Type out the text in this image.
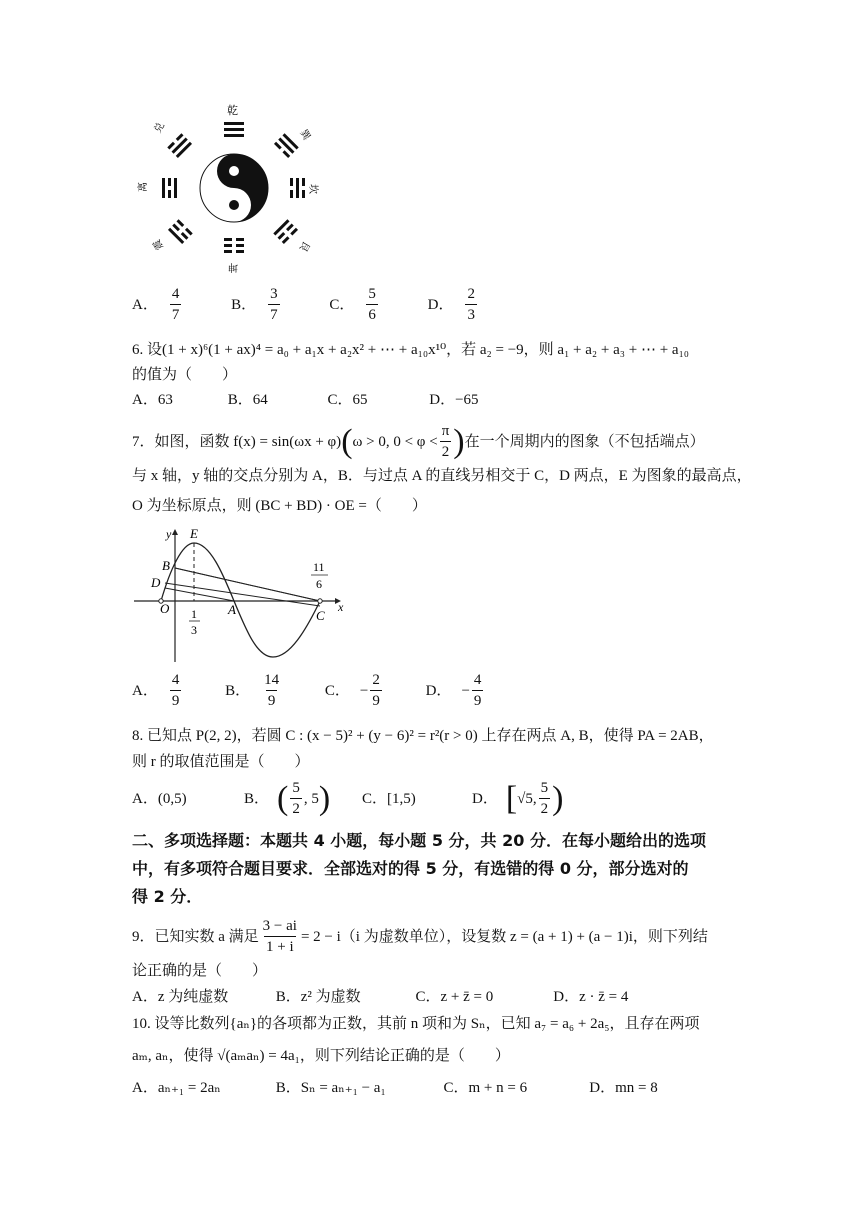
乾
巽
坎
艮
坤
震
离
兑
A． $\frac{4}{7}$
	B． $\frac{3}{7}$
	C． $\frac{5}{6}$
	D． $\frac{2}{3}$
6. 设(1 + x)⁶(1 + ax)⁴ = a₀ + a₁x + a₂x² + ⋯ + a₁₀x¹⁰，若 a₂ = −9，则 a₁ + a₂ + a₃ + ⋯ + a₁₀
的值为（　　）
A．63	B．64	C．65	D．−65
7．如图，函数 f(x) = sin(ωx + φ) ( ω > 0, $0 < \varphi < \frac{\pi}{2}$ ) 在一个周期内的图象（不包括端点）
与 x 轴，y 轴的交点分别为 A，B．与过点 A 的直线另相交于 C，D 两点，E 为图象的最高点，
O 为坐标原点，则 (BC + BD) · OE =（　　）
y E
B
D
O	A	C
x
1
3
11
6
A． $\frac{4}{9}$
	B． $\frac{14}{9}$
	C． − $\frac{2}{9}$
	D． − $\frac{4}{9}$
8. 已知点 P(2, 2)，若圆 C : (x − 5)² + (y − 6)² = r²(r > 0) 上存在两点 A, B，使得 PA = 2AB，
则 r 的取值范围是（　　）
A．(0,5)	B． ( $\frac{5}{2}$ , 5 ) C．[1,5)	D． [ √5, $\frac{5}{2}$ )
二、多项选择题：本题共 4 小题，每小题 5 分，共 20 分．在每小题给出的选项
中，有多项符合题目要求．全部选对的得 5 分，有选错的得 0 分，部分选对的
得 2 分．
9．已知实数 a 满足 $\frac{3 - ai}{1 + i} = 2 - i(i$ 为虚数单位），设复数 z = (a + 1) + (a − 1)i，则下列结
论正确的是（　　）
A．z 为纯虚数	B．z² 为虚数	C．z + z̄ = 0	D．z · z̄ = 4
10. 设等比数列{aₙ}的各项都为正数，其前 n 项和为 Sₙ，已知 a₇ = a₆ + 2a₅，且存在两项
aₘ, aₙ，使得 √(aₘaₙ) = 4a₁，则下列结论正确的是（　　）
A．aₙ₊₁ = 2aₙ	B．Sₙ = aₙ₊₁ − a₁	C．m + n = 6	D．mn = 8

Exercise directions => Pictures stay out of the copy; please restate every record above exactly.

Task result =>
Type out the text in this image.
乾
巽
坎
艮
坤
震
离
兑
A． $\frac{4}{7}$
	B． $\frac{3}{7}$
	C． $\frac{5}{6}$
	D． $\frac{2}{3}$
6. 设(1 + x)⁶(1 + ax)⁴ = a₀ + a₁x + a₂x² + ⋯ + a₁₀x¹⁰，若 a₂ = −9，则 a₁ + a₂ + a₃ + ⋯ + a₁₀
的值为（　　）
A．63	B．64	C．65	D．−65
7．如图，函数 f(x) = sin(ωx + φ) ( ω > 0, $0 < \varphi < \frac{\pi}{2}$ ) 在一个周期内的图象（不包括端点）
与 x 轴，y 轴的交点分别为 A，B．与过点 A 的直线另相交于 C，D 两点，E 为图象的最高点，
O 为坐标原点，则 (BC + BD) · OE =（　　）
y E
B
D
O	A	C
x
1
3
11
6
A． $\frac{4}{9}$
	B． $\frac{14}{9}$
	C． − $\frac{2}{9}$
	D． − $\frac{4}{9}$
8. 已知点 P(2, 2)，若圆 C : (x − 5)² + (y − 6)² = r²(r > 0) 上存在两点 A, B，使得 PA = 2AB，
则 r 的取值范围是（　　）
A．(0,5)	B． ( $\frac{5}{2}$ , 5 ) C．[1,5)	D． [ √5, $\frac{5}{2}$ )
二、多项选择题：本题共 4 小题，每小题 5 分，共 20 分．在每小题给出的选项
中，有多项符合题目要求．全部选对的得 5 分，有选错的得 0 分，部分选对的
得 2 分．
9．已知实数 a 满足 $\frac{3 - ai}{1 + i} = 2 - i(i$ 为虚数单位），设复数 z = (a + 1) + (a − 1)i，则下列结
论正确的是（　　）
A．z 为纯虚数	B．z² 为虚数	C．z + z̄ = 0	D．z · z̄ = 4
10. 设等比数列{aₙ}的各项都为正数，其前 n 项和为 Sₙ，已知 a₇ = a₆ + 2a₅，且存在两项
aₘ, aₙ，使得 √(aₘaₙ) = 4a₁，则下列结论正确的是（　　）
A．aₙ₊₁ = 2aₙ	B．Sₙ = aₙ₊₁ − a₁	C．m + n = 6	D．mn = 8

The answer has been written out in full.